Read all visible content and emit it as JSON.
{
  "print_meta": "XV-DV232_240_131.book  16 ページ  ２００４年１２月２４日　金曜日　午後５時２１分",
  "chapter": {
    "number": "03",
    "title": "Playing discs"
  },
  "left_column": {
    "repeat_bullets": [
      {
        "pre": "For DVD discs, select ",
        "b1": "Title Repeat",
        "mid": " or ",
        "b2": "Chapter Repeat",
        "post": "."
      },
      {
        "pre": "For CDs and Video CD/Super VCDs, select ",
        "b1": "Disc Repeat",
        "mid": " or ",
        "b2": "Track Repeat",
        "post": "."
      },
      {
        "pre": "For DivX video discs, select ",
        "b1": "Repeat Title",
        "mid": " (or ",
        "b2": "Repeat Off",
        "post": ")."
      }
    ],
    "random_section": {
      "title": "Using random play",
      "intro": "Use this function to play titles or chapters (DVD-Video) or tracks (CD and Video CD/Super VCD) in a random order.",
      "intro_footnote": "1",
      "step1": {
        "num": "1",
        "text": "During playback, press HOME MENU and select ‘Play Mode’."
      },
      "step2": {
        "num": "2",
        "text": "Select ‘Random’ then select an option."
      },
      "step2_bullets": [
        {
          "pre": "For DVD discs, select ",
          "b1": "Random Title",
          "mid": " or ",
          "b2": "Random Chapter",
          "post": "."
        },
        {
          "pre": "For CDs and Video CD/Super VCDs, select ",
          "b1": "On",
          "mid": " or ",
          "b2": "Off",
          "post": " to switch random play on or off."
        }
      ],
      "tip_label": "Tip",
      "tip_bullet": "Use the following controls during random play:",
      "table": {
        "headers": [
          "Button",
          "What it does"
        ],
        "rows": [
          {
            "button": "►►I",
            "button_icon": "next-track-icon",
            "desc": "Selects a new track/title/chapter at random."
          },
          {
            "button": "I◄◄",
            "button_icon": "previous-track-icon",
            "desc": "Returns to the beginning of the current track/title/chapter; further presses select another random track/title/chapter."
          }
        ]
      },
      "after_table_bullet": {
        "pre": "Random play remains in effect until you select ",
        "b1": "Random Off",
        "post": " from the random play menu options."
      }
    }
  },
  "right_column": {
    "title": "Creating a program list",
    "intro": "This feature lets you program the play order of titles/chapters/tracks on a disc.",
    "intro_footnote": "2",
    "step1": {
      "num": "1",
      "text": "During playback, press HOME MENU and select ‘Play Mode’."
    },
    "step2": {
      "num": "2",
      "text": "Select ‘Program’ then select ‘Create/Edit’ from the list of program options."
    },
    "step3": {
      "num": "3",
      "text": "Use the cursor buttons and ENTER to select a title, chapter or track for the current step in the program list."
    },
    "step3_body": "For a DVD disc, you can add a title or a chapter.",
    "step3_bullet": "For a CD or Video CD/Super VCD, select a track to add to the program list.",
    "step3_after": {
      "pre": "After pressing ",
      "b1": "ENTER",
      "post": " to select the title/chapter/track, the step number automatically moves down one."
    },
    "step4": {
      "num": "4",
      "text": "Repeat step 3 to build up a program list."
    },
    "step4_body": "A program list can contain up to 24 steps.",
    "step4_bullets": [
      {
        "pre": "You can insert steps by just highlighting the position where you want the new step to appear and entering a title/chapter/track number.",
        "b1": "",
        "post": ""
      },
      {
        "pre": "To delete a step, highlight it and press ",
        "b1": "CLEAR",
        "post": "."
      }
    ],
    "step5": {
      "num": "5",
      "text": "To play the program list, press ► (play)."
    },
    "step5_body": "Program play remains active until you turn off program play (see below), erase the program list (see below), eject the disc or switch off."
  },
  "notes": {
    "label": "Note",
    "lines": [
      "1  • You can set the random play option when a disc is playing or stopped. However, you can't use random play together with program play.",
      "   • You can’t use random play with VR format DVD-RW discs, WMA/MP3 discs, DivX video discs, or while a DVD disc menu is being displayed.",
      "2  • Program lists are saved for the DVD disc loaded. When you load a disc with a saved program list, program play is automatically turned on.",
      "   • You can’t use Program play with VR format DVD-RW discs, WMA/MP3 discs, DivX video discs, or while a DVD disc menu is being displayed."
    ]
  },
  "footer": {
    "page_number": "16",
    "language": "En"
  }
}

§ **WHAT TO DO**:
From the records above, extract every entry verbatim.

§ **COMPLETED TASK**:
Read all visible content and emit it as JSON.
{
  "print_meta": "XV-DV232_240_131.book  16 ページ  ２００４年１２月２４日　金曜日　午後５時２１分",
  "chapter": {
    "number": "03",
    "title": "Playing discs"
  },
  "left_column": {
    "repeat_bullets": [
      {
        "pre": "For DVD discs, select ",
        "b1": "Title Repeat",
        "mid": " or ",
        "b2": "Chapter Repeat",
        "post": "."
      },
      {
        "pre": "For CDs and Video CD/Super VCDs, select ",
        "b1": "Disc Repeat",
        "mid": " or ",
        "b2": "Track Repeat",
        "post": "."
      },
      {
        "pre": "For DivX video discs, select ",
        "b1": "Repeat Title",
        "mid": " (or ",
        "b2": "Repeat Off",
        "post": ")."
      }
    ],
    "random_section": {
      "title": "Using random play",
      "intro": "Use this function to play titles or chapters (DVD-Video) or tracks (CD and Video CD/Super VCD) in a random order.",
      "intro_footnote": "1",
      "step1": {
        "num": "1",
        "text": "During playback, press HOME MENU and select ‘Play Mode’."
      },
      "step2": {
        "num": "2",
        "text": "Select ‘Random’ then select an option."
      },
      "step2_bullets": [
        {
          "pre": "For DVD discs, select ",
          "b1": "Random Title",
          "mid": " or ",
          "b2": "Random Chapter",
          "post": "."
        },
        {
          "pre": "For CDs and Video CD/Super VCDs, select ",
          "b1": "On",
          "mid": " or ",
          "b2": "Off",
          "post": " to switch random play on or off."
        }
      ],
      "tip_label": "Tip",
      "tip_bullet": "Use the following controls during random play:",
      "table": {
        "headers": [
          "Button",
          "What it does"
        ],
        "rows": [
          {
            "button": "►►I",
            "button_icon": "next-track-icon",
            "desc": "Selects a new track/title/chapter at random."
          },
          {
            "button": "I◄◄",
            "button_icon": "previous-track-icon",
            "desc": "Returns to the beginning of the current track/title/chapter; further presses select another random track/title/chapter."
          }
        ]
      },
      "after_table_bullet": {
        "pre": "Random play remains in effect until you select ",
        "b1": "Random Off",
        "post": " from the random play menu options."
      }
    }
  },
  "right_column": {
    "title": "Creating a program list",
    "intro": "This feature lets you program the play order of titles/chapters/tracks on a disc.",
    "intro_footnote": "2",
    "step1": {
      "num": "1",
      "text": "During playback, press HOME MENU and select ‘Play Mode’."
    },
    "step2": {
      "num": "2",
      "text": "Select ‘Program’ then select ‘Create/Edit’ from the list of program options."
    },
    "step3": {
      "num": "3",
      "text": "Use the cursor buttons and ENTER to select a title, chapter or track for the current step in the program list."
    },
    "step3_body": "For a DVD disc, you can add a title or a chapter.",
    "step3_bullet": "For a CD or Video CD/Super VCD, select a track to add to the program list.",
    "step3_after": {
      "pre": "After pressing ",
      "b1": "ENTER",
      "post": " to select the title/chapter/track, the step number automatically moves down one."
    },
    "step4": {
      "num": "4",
      "text": "Repeat step 3 to build up a program list."
    },
    "step4_body": "A program list can contain up to 24 steps.",
    "step4_bullets": [
      {
        "pre": "You can insert steps by just highlighting the position where you want the new step to appear and entering a title/chapter/track number.",
        "b1": "",
        "post": ""
      },
      {
        "pre": "To delete a step, highlight it and press ",
        "b1": "CLEAR",
        "post": "."
      }
    ],
    "step5": {
      "num": "5",
      "text": "To play the program list, press ► (play)."
    },
    "step5_body": "Program play remains active until you turn off program play (see below), erase the program list (see below), eject the disc or switch off."
  },
  "notes": {
    "label": "Note",
    "lines": [
      "1  • You can set the random play option when a disc is playing or stopped. However, you can't use random play together with program play.",
      "   • You can’t use random play with VR format DVD-RW discs, WMA/MP3 discs, DivX video discs, or while a DVD disc menu is being displayed.",
      "2  • Program lists are saved for the DVD disc loaded. When you load a disc with a saved program list, program play is automatically turned on.",
      "   • You can’t use Program play with VR format DVD-RW discs, WMA/MP3 discs, DivX video discs, or while a DVD disc menu is being displayed."
    ]
  },
  "footer": {
    "page_number": "16",
    "language": "En"
  }
}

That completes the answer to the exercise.